Stated task: Reproduce all of the records exactly.

Entries with figure data:

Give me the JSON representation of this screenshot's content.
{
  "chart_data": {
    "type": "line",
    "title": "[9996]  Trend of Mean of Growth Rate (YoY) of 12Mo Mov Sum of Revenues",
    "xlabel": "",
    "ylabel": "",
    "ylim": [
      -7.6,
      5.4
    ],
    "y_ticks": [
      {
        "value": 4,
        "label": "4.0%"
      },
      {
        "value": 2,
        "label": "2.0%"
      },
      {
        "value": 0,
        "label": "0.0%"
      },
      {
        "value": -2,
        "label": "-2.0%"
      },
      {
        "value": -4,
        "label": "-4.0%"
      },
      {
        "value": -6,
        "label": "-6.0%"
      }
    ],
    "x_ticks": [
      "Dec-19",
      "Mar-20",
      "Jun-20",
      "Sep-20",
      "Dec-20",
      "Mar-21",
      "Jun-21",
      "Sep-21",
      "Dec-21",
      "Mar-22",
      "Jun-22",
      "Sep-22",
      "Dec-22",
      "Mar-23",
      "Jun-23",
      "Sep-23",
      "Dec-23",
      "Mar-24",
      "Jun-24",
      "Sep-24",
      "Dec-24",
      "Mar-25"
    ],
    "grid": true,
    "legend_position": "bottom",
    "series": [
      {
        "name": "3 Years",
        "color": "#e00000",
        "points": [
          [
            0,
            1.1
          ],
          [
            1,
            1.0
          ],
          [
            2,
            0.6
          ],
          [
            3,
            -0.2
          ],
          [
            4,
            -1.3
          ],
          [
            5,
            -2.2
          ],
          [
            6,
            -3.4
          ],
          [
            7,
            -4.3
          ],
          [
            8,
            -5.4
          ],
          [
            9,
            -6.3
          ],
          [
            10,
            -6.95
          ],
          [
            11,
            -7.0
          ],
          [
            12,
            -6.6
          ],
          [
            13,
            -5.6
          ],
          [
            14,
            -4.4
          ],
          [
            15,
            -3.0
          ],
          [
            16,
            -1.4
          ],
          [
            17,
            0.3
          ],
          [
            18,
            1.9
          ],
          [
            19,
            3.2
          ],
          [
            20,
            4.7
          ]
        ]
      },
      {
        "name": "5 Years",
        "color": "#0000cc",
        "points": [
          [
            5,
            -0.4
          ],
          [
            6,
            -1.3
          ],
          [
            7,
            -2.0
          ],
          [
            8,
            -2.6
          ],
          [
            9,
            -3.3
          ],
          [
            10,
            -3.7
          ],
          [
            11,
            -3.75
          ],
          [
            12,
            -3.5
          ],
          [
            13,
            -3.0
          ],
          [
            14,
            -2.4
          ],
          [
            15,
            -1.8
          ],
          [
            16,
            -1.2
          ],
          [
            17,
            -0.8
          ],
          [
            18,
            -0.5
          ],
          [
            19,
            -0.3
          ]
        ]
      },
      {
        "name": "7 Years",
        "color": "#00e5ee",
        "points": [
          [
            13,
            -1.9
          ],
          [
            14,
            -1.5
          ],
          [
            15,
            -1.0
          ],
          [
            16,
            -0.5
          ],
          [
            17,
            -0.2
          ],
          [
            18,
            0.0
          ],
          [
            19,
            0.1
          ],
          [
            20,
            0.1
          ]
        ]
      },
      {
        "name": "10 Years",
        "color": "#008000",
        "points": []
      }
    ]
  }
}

Correct result:
Give me the JSON representation of this screenshot's content.
{
  "chart_data": {
    "type": "line",
    "title": "[9996]  Trend of Mean of Growth Rate (YoY) of 12Mo Mov Sum of Revenues",
    "xlabel": "",
    "ylabel": "",
    "ylim": [
      -7.6,
      5.4
    ],
    "y_ticks": [
      {
        "value": 4,
        "label": "4.0%"
      },
      {
        "value": 2,
        "label": "2.0%"
      },
      {
        "value": 0,
        "label": "0.0%"
      },
      {
        "value": -2,
        "label": "-2.0%"
      },
      {
        "value": -4,
        "label": "-4.0%"
      },
      {
        "value": -6,
        "label": "-6.0%"
      }
    ],
    "x_ticks": [
      "Dec-19",
      "Mar-20",
      "Jun-20",
      "Sep-20",
      "Dec-20",
      "Mar-21",
      "Jun-21",
      "Sep-21",
      "Dec-21",
      "Mar-22",
      "Jun-22",
      "Sep-22",
      "Dec-22",
      "Mar-23",
      "Jun-23",
      "Sep-23",
      "Dec-23",
      "Mar-24",
      "Jun-24",
      "Sep-24",
      "Dec-24",
      "Mar-25"
    ],
    "grid": true,
    "legend_position": "bottom",
    "series": [
      {
        "name": "3 Years",
        "color": "#e00000",
        "points": [
          [
            0,
            1.1
          ],
          [
            1,
            1.0
          ],
          [
            2,
            0.6
          ],
          [
            3,
            -0.2
          ],
          [
            4,
            -1.3
          ],
          [
            5,
            -2.2
          ],
          [
            6,
            -3.4
          ],
          [
            7,
            -4.3
          ],
          [
            8,
            -5.4
          ],
          [
            9,
            -6.3
          ],
          [
            10,
            -6.95
          ],
          [
            11,
            -7.0
          ],
          [
            12,
            -6.6
          ],
          [
            13,
            -5.6
          ],
          [
            14,
            -4.4
          ],
          [
            15,
            -3.0
          ],
          [
            16,
            -1.4
          ],
          [
            17,
            0.3
          ],
          [
            18,
            1.9
          ],
          [
            19,
            3.2
          ],
          [
            20,
            4.7
          ]
        ]
      },
      {
        "name": "5 Years",
        "color": "#0000cc",
        "points": [
          [
            5,
            -0.4
          ],
          [
            6,
            -1.3
          ],
          [
            7,
            -2.0
          ],
          [
            8,
            -2.6
          ],
          [
            9,
            -3.3
          ],
          [
            10,
            -3.7
          ],
          [
            11,
            -3.75
          ],
          [
            12,
            -3.5
          ],
          [
            13,
            -3.0
          ],
          [
            14,
            -2.4
          ],
          [
            15,
            -1.8
          ],
          [
            16,
            -1.2
          ],
          [
            17,
            -0.8
          ],
          [
            18,
            -0.5
          ],
          [
            19,
            -0.3
          ]
        ]
      },
      {
        "name": "7 Years",
        "color": "#00e5ee",
        "points": [
          [
            13,
            -1.9
          ],
          [
            14,
            -1.5
          ],
          [
            15,
            -1.0
          ],
          [
            16,
            -0.5
          ],
          [
            17,
            -0.2
          ],
          [
            18,
            0.0
          ],
          [
            19,
            0.1
          ],
          [
            20,
            0.1
          ]
        ]
      },
      {
        "name": "10 Years",
        "color": "#008000",
        "points": []
      }
    ]
  }
}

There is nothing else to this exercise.